** Saved entries **
============
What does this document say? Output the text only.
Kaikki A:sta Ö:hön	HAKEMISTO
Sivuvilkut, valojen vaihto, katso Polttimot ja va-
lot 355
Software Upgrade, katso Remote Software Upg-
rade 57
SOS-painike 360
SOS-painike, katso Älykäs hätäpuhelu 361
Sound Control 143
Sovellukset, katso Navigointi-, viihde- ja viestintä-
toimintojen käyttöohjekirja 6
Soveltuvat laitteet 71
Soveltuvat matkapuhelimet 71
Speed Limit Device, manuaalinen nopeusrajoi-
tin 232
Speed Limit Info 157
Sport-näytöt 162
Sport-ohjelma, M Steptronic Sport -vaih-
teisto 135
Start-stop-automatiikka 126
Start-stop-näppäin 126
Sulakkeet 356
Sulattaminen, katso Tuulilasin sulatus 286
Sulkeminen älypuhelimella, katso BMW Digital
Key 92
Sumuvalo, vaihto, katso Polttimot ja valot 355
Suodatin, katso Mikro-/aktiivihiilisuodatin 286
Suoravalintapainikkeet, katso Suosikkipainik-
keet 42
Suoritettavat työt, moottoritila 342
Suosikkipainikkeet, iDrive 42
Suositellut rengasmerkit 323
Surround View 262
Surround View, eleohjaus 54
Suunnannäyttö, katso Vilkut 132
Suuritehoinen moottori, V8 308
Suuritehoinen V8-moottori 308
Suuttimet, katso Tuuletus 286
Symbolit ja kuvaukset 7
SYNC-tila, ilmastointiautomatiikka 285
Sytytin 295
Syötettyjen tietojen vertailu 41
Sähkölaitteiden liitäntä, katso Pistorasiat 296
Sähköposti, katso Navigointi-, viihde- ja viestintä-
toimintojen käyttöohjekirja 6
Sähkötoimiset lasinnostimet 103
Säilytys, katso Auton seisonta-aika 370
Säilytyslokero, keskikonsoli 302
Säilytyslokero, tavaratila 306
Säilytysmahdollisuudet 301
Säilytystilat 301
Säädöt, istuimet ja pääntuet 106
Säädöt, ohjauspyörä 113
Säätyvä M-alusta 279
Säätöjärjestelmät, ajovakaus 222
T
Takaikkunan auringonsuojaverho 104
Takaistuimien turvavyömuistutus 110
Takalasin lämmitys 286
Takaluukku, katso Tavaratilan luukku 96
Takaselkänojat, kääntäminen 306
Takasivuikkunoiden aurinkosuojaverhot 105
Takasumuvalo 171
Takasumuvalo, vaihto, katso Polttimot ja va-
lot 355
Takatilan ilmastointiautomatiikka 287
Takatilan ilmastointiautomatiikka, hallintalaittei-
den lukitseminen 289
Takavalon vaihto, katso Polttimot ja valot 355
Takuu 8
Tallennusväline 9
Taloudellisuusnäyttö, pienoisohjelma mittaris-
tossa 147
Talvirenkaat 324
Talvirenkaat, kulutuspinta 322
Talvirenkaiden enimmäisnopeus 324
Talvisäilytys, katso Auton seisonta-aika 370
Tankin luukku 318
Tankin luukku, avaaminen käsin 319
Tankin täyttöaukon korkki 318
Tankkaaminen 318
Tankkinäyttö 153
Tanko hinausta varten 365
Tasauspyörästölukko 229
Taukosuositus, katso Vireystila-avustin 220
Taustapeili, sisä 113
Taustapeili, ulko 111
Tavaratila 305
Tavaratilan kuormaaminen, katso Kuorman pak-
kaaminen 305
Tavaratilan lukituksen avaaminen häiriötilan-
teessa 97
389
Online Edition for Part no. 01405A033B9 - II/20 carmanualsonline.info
============
** WORK INSTRUCTIONS **
Every line of the records above needs to be given again exactly.

** ANSWER TO THIS EXERCISE **
What does this document say? Output the text only.
Kaikki A:sta Ö:hön	HAKEMISTO
Sivuvilkut, valojen vaihto, katso Polttimot ja va-
lot 355
Software Upgrade, katso Remote Software Upg-
rade 57
SOS-painike 360
SOS-painike, katso Älykäs hätäpuhelu 361
Sound Control 143
Sovellukset, katso Navigointi-, viihde- ja viestintä-
toimintojen käyttöohjekirja 6
Soveltuvat laitteet 71
Soveltuvat matkapuhelimet 71
Speed Limit Device, manuaalinen nopeusrajoi-
tin 232
Speed Limit Info 157
Sport-näytöt 162
Sport-ohjelma, M Steptronic Sport -vaih-
teisto 135
Start-stop-automatiikka 126
Start-stop-näppäin 126
Sulakkeet 356
Sulattaminen, katso Tuulilasin sulatus 286
Sulkeminen älypuhelimella, katso BMW Digital
Key 92
Sumuvalo, vaihto, katso Polttimot ja valot 355
Suodatin, katso Mikro-/aktiivihiilisuodatin 286
Suoravalintapainikkeet, katso Suosikkipainik-
keet 42
Suoritettavat työt, moottoritila 342
Suosikkipainikkeet, iDrive 42
Suositellut rengasmerkit 323
Surround View 262
Surround View, eleohjaus 54
Suunnannäyttö, katso Vilkut 132
Suuritehoinen moottori, V8 308
Suuritehoinen V8-moottori 308
Suuttimet, katso Tuuletus 286
Symbolit ja kuvaukset 7
SYNC-tila, ilmastointiautomatiikka 285
Sytytin 295
Syötettyjen tietojen vertailu 41
Sähkölaitteiden liitäntä, katso Pistorasiat 296
Sähköposti, katso Navigointi-, viihde- ja viestintä-
toimintojen käyttöohjekirja 6
Sähkötoimiset lasinnostimet 103
Säilytys, katso Auton seisonta-aika 370
Säilytyslokero, keskikonsoli 302
Säilytyslokero, tavaratila 306
Säilytysmahdollisuudet 301
Säilytystilat 301
Säädöt, istuimet ja pääntuet 106
Säädöt, ohjauspyörä 113
Säätyvä M-alusta 279
Säätöjärjestelmät, ajovakaus 222
T
Takaikkunan auringonsuojaverho 104
Takaistuimien turvavyömuistutus 110
Takalasin lämmitys 286
Takaluukku, katso Tavaratilan luukku 96
Takaselkänojat, kääntäminen 306
Takasivuikkunoiden aurinkosuojaverhot 105
Takasumuvalo 171
Takasumuvalo, vaihto, katso Polttimot ja va-
lot 355
Takatilan ilmastointiautomatiikka 287
Takatilan ilmastointiautomatiikka, hallintalaittei-
den lukitseminen 289
Takavalon vaihto, katso Polttimot ja valot 355
Takuu 8
Tallennusväline 9
Taloudellisuusnäyttö, pienoisohjelma mittaris-
tossa 147
Talvirenkaat 324
Talvirenkaat, kulutuspinta 322
Talvirenkaiden enimmäisnopeus 324
Talvisäilytys, katso Auton seisonta-aika 370
Tankin luukku 318
Tankin luukku, avaaminen käsin 319
Tankin täyttöaukon korkki 318
Tankkaaminen 318
Tankkinäyttö 153
Tanko hinausta varten 365
Tasauspyörästölukko 229
Taukosuositus, katso Vireystila-avustin 220
Taustapeili, sisä 113
Taustapeili, ulko 111
Tavaratila 305
Tavaratilan kuormaaminen, katso Kuorman pak-
kaaminen 305
Tavaratilan lukituksen avaaminen häiriötilan-
teessa 97
389
Online Edition for Part no. 01405A033B9 - II/20 carmanualsonline.info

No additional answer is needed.